▶ TASK DESCRIPTION
Check each line of the material below, and copy it if it holds the string "content".
::::
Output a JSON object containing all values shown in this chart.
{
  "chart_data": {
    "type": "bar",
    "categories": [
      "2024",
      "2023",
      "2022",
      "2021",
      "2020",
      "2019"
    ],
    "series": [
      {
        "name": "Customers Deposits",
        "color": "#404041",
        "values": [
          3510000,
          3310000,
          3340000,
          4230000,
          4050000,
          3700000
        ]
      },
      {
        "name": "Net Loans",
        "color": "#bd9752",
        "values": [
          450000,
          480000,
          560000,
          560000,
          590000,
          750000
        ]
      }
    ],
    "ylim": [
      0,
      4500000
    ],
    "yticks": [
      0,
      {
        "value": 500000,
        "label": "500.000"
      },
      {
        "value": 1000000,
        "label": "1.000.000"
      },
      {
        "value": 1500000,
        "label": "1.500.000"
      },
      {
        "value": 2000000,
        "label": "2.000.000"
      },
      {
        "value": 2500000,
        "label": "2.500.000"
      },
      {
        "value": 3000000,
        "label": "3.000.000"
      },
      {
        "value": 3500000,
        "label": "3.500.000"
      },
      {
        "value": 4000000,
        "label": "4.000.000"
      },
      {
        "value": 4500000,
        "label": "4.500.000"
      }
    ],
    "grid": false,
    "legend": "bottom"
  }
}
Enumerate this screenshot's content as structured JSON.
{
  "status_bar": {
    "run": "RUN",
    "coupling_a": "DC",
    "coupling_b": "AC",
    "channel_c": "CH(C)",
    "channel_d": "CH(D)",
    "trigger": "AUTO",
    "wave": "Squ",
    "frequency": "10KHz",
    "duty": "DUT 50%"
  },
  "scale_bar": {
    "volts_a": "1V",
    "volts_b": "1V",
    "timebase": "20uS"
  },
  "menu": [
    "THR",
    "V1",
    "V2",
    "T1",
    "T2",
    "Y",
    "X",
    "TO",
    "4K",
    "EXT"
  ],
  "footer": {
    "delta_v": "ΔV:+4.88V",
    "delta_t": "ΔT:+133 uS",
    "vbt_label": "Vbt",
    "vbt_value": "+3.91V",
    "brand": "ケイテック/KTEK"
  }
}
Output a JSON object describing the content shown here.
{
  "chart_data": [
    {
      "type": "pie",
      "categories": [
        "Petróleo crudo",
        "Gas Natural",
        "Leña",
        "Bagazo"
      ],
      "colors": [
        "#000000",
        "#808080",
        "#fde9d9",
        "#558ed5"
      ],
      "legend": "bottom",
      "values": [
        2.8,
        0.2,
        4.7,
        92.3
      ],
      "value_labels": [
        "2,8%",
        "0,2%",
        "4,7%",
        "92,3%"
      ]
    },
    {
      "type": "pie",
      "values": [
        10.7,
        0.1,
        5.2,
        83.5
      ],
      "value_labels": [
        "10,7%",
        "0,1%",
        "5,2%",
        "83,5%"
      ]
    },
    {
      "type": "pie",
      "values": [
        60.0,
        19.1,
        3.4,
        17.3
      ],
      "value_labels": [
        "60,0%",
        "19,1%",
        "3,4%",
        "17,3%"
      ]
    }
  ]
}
::::
▶ FULL RESPONSE
Enumerate this screenshot's content as structured JSON.
Output a JSON object describing the content shown here.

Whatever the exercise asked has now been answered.